# START OF Dataset rows

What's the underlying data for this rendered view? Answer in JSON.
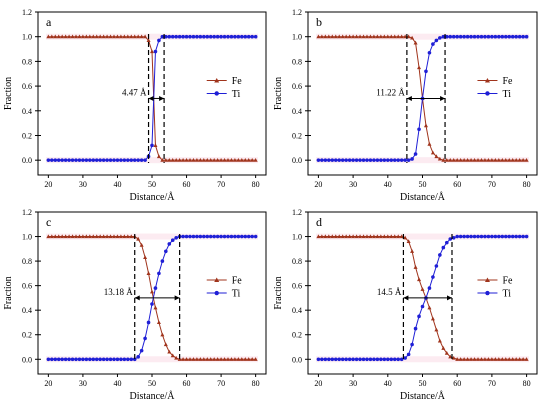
{
  "colors": {
    "fe": "#a0341c",
    "ti": "#1f1fd6",
    "band": "#f7c6d6",
    "axis": "#000000",
    "marker_line": "#000000"
  },
  "chart_data": [
    {
      "panel": "a",
      "type": "line",
      "xlabel": "Distance/Å",
      "ylabel": "Fraction",
      "xlim": [
        17,
        83
      ],
      "ylim": [
        -0.12,
        1.2
      ],
      "xticks": [
        20,
        30,
        40,
        50,
        60,
        70,
        80
      ],
      "yticks": [
        0.0,
        0.2,
        0.4,
        0.6,
        0.8,
        1.0,
        1.2
      ],
      "legend_position": "right",
      "series": [
        {
          "name": "Fe",
          "marker": "triangle",
          "x": [
            20,
            21,
            22,
            23,
            24,
            25,
            26,
            27,
            28,
            29,
            30,
            31,
            32,
            33,
            34,
            35,
            36,
            37,
            38,
            39,
            40,
            41,
            42,
            43,
            44,
            45,
            46,
            47,
            48,
            49,
            50,
            51,
            52,
            53,
            54,
            55,
            56,
            57,
            58,
            59,
            60,
            61,
            62,
            63,
            64,
            65,
            66,
            67,
            68,
            69,
            70,
            71,
            72,
            73,
            74,
            75,
            76,
            77,
            78,
            79,
            80
          ],
          "values": [
            1,
            1,
            1,
            1,
            1,
            1,
            1,
            1,
            1,
            1,
            1,
            1,
            1,
            1,
            1,
            1,
            1,
            1,
            1,
            1,
            1,
            1,
            1,
            1,
            1,
            1,
            1,
            1,
            1,
            0.97,
            0.88,
            0.12,
            0.03,
            0,
            0,
            0,
            0,
            0,
            0,
            0,
            0,
            0,
            0,
            0,
            0,
            0,
            0,
            0,
            0,
            0,
            0,
            0,
            0,
            0,
            0,
            0,
            0,
            0,
            0,
            0,
            0
          ]
        },
        {
          "name": "Ti",
          "marker": "circle",
          "x": [
            20,
            21,
            22,
            23,
            24,
            25,
            26,
            27,
            28,
            29,
            30,
            31,
            32,
            33,
            34,
            35,
            36,
            37,
            38,
            39,
            40,
            41,
            42,
            43,
            44,
            45,
            46,
            47,
            48,
            49,
            50,
            51,
            52,
            53,
            54,
            55,
            56,
            57,
            58,
            59,
            60,
            61,
            62,
            63,
            64,
            65,
            66,
            67,
            68,
            69,
            70,
            71,
            72,
            73,
            74,
            75,
            76,
            77,
            78,
            79,
            80
          ],
          "values": [
            0,
            0,
            0,
            0,
            0,
            0,
            0,
            0,
            0,
            0,
            0,
            0,
            0,
            0,
            0,
            0,
            0,
            0,
            0,
            0,
            0,
            0,
            0,
            0,
            0,
            0,
            0,
            0,
            0,
            0.03,
            0.12,
            0.88,
            0.97,
            1,
            1,
            1,
            1,
            1,
            1,
            1,
            1,
            1,
            1,
            1,
            1,
            1,
            1,
            1,
            1,
            1,
            1,
            1,
            1,
            1,
            1,
            1,
            1,
            1,
            1,
            1,
            1
          ]
        }
      ],
      "dashed_lines_x": [
        49.0,
        53.5
      ],
      "arrow_y": 0.5,
      "annotation": "4.47 Å"
    },
    {
      "panel": "b",
      "type": "line",
      "xlabel": "Distance/Å",
      "ylabel": "Fraction",
      "xlim": [
        17,
        83
      ],
      "ylim": [
        -0.12,
        1.2
      ],
      "xticks": [
        20,
        30,
        40,
        50,
        60,
        70,
        80
      ],
      "yticks": [
        0.0,
        0.2,
        0.4,
        0.6,
        0.8,
        1.0,
        1.2
      ],
      "legend_position": "right",
      "series": [
        {
          "name": "Fe",
          "marker": "triangle",
          "x": [
            20,
            21,
            22,
            23,
            24,
            25,
            26,
            27,
            28,
            29,
            30,
            31,
            32,
            33,
            34,
            35,
            36,
            37,
            38,
            39,
            40,
            41,
            42,
            43,
            44,
            45,
            46,
            47,
            48,
            49,
            50,
            51,
            52,
            53,
            54,
            55,
            56,
            57,
            58,
            59,
            60,
            61,
            62,
            63,
            64,
            65,
            66,
            67,
            68,
            69,
            70,
            71,
            72,
            73,
            74,
            75,
            76,
            77,
            78,
            79,
            80
          ],
          "values": [
            1,
            1,
            1,
            1,
            1,
            1,
            1,
            1,
            1,
            1,
            1,
            1,
            1,
            1,
            1,
            1,
            1,
            1,
            1,
            1,
            1,
            1,
            1,
            1,
            1,
            1,
            1,
            0.99,
            0.95,
            0.75,
            0.5,
            0.28,
            0.13,
            0.06,
            0.03,
            0.01,
            0,
            0,
            0,
            0,
            0,
            0,
            0,
            0,
            0,
            0,
            0,
            0,
            0,
            0,
            0,
            0,
            0,
            0,
            0,
            0,
            0,
            0,
            0,
            0,
            0
          ]
        },
        {
          "name": "Ti",
          "marker": "circle",
          "x": [
            20,
            21,
            22,
            23,
            24,
            25,
            26,
            27,
            28,
            29,
            30,
            31,
            32,
            33,
            34,
            35,
            36,
            37,
            38,
            39,
            40,
            41,
            42,
            43,
            44,
            45,
            46,
            47,
            48,
            49,
            50,
            51,
            52,
            53,
            54,
            55,
            56,
            57,
            58,
            59,
            60,
            61,
            62,
            63,
            64,
            65,
            66,
            67,
            68,
            69,
            70,
            71,
            72,
            73,
            74,
            75,
            76,
            77,
            78,
            79,
            80
          ],
          "values": [
            0,
            0,
            0,
            0,
            0,
            0,
            0,
            0,
            0,
            0,
            0,
            0,
            0,
            0,
            0,
            0,
            0,
            0,
            0,
            0,
            0,
            0,
            0,
            0,
            0,
            0,
            0,
            0.01,
            0.05,
            0.25,
            0.5,
            0.72,
            0.87,
            0.94,
            0.97,
            0.99,
            1,
            1,
            1,
            1,
            1,
            1,
            1,
            1,
            1,
            1,
            1,
            1,
            1,
            1,
            1,
            1,
            1,
            1,
            1,
            1,
            1,
            1,
            1,
            1,
            1
          ]
        }
      ],
      "dashed_lines_x": [
        45.5,
        56.5
      ],
      "arrow_y": 0.5,
      "annotation": "11.22 Å"
    },
    {
      "panel": "c",
      "type": "line",
      "xlabel": "Distance/Å",
      "ylabel": "Fraction",
      "xlim": [
        17,
        83
      ],
      "ylim": [
        -0.12,
        1.2
      ],
      "xticks": [
        20,
        30,
        40,
        50,
        60,
        70,
        80
      ],
      "yticks": [
        0.0,
        0.2,
        0.4,
        0.6,
        0.8,
        1.0,
        1.2
      ],
      "legend_position": "right",
      "series": [
        {
          "name": "Fe",
          "marker": "triangle",
          "x": [
            20,
            21,
            22,
            23,
            24,
            25,
            26,
            27,
            28,
            29,
            30,
            31,
            32,
            33,
            34,
            35,
            36,
            37,
            38,
            39,
            40,
            41,
            42,
            43,
            44,
            45,
            46,
            47,
            48,
            49,
            50,
            51,
            52,
            53,
            54,
            55,
            56,
            57,
            58,
            59,
            60,
            61,
            62,
            63,
            64,
            65,
            66,
            67,
            68,
            69,
            70,
            71,
            72,
            73,
            74,
            75,
            76,
            77,
            78,
            79,
            80
          ],
          "values": [
            1,
            1,
            1,
            1,
            1,
            1,
            1,
            1,
            1,
            1,
            1,
            1,
            1,
            1,
            1,
            1,
            1,
            1,
            1,
            1,
            1,
            1,
            1,
            1,
            1,
            1,
            0.98,
            0.93,
            0.83,
            0.7,
            0.55,
            0.42,
            0.3,
            0.2,
            0.12,
            0.06,
            0.03,
            0.01,
            0,
            0,
            0,
            0,
            0,
            0,
            0,
            0,
            0,
            0,
            0,
            0,
            0,
            0,
            0,
            0,
            0,
            0,
            0,
            0,
            0,
            0,
            0
          ]
        },
        {
          "name": "Ti",
          "marker": "circle",
          "x": [
            20,
            21,
            22,
            23,
            24,
            25,
            26,
            27,
            28,
            29,
            30,
            31,
            32,
            33,
            34,
            35,
            36,
            37,
            38,
            39,
            40,
            41,
            42,
            43,
            44,
            45,
            46,
            47,
            48,
            49,
            50,
            51,
            52,
            53,
            54,
            55,
            56,
            57,
            58,
            59,
            60,
            61,
            62,
            63,
            64,
            65,
            66,
            67,
            68,
            69,
            70,
            71,
            72,
            73,
            74,
            75,
            76,
            77,
            78,
            79,
            80
          ],
          "values": [
            0,
            0,
            0,
            0,
            0,
            0,
            0,
            0,
            0,
            0,
            0,
            0,
            0,
            0,
            0,
            0,
            0,
            0,
            0,
            0,
            0,
            0,
            0,
            0,
            0,
            0,
            0.02,
            0.07,
            0.17,
            0.3,
            0.45,
            0.58,
            0.7,
            0.8,
            0.88,
            0.94,
            0.97,
            0.99,
            1,
            1,
            1,
            1,
            1,
            1,
            1,
            1,
            1,
            1,
            1,
            1,
            1,
            1,
            1,
            1,
            1,
            1,
            1,
            1,
            1,
            1,
            1
          ]
        }
      ],
      "dashed_lines_x": [
        45.0,
        58.0
      ],
      "arrow_y": 0.5,
      "annotation": "13.18 Å"
    },
    {
      "panel": "d",
      "type": "line",
      "xlabel": "Distance/Å",
      "ylabel": "Fraction",
      "xlim": [
        17,
        83
      ],
      "ylim": [
        -0.12,
        1.2
      ],
      "xticks": [
        20,
        30,
        40,
        50,
        60,
        70,
        80
      ],
      "yticks": [
        0.0,
        0.2,
        0.4,
        0.6,
        0.8,
        1.0,
        1.2
      ],
      "legend_position": "right",
      "series": [
        {
          "name": "Fe",
          "marker": "triangle",
          "x": [
            20,
            21,
            22,
            23,
            24,
            25,
            26,
            27,
            28,
            29,
            30,
            31,
            32,
            33,
            34,
            35,
            36,
            37,
            38,
            39,
            40,
            41,
            42,
            43,
            44,
            45,
            46,
            47,
            48,
            49,
            50,
            51,
            52,
            53,
            54,
            55,
            56,
            57,
            58,
            59,
            60,
            61,
            62,
            63,
            64,
            65,
            66,
            67,
            68,
            69,
            70,
            71,
            72,
            73,
            74,
            75,
            76,
            77,
            78,
            79,
            80
          ],
          "values": [
            1,
            1,
            1,
            1,
            1,
            1,
            1,
            1,
            1,
            1,
            1,
            1,
            1,
            1,
            1,
            1,
            1,
            1,
            1,
            1,
            1,
            1,
            1,
            1,
            1,
            0.99,
            0.96,
            0.88,
            0.75,
            0.65,
            0.57,
            0.5,
            0.42,
            0.33,
            0.24,
            0.15,
            0.09,
            0.05,
            0.02,
            0.01,
            0,
            0,
            0,
            0,
            0,
            0,
            0,
            0,
            0,
            0,
            0,
            0,
            0,
            0,
            0,
            0,
            0,
            0,
            0,
            0,
            0
          ]
        },
        {
          "name": "Ti",
          "marker": "circle",
          "x": [
            20,
            21,
            22,
            23,
            24,
            25,
            26,
            27,
            28,
            29,
            30,
            31,
            32,
            33,
            34,
            35,
            36,
            37,
            38,
            39,
            40,
            41,
            42,
            43,
            44,
            45,
            46,
            47,
            48,
            49,
            50,
            51,
            52,
            53,
            54,
            55,
            56,
            57,
            58,
            59,
            60,
            61,
            62,
            63,
            64,
            65,
            66,
            67,
            68,
            69,
            70,
            71,
            72,
            73,
            74,
            75,
            76,
            77,
            78,
            79,
            80
          ],
          "values": [
            0,
            0,
            0,
            0,
            0,
            0,
            0,
            0,
            0,
            0,
            0,
            0,
            0,
            0,
            0,
            0,
            0,
            0,
            0,
            0,
            0,
            0,
            0,
            0,
            0,
            0.01,
            0.04,
            0.12,
            0.25,
            0.35,
            0.43,
            0.5,
            0.58,
            0.67,
            0.76,
            0.85,
            0.91,
            0.95,
            0.98,
            0.99,
            1,
            1,
            1,
            1,
            1,
            1,
            1,
            1,
            1,
            1,
            1,
            1,
            1,
            1,
            1,
            1,
            1,
            1,
            1,
            1,
            1
          ]
        }
      ],
      "dashed_lines_x": [
        44.5,
        58.5
      ],
      "arrow_y": 0.5,
      "annotation": "14.5 Å"
    }
  ]
}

# END OF Dataset rows

#### [Exercise description]
Where does the word "annotation" appear? Return each line that holds it.

#### [Result of this task]
      "annotation": "4.47 Å"
      "annotation": "11.22 Å"
      "annotation": "13.18 Å"
      "annotation": "14.5 Å"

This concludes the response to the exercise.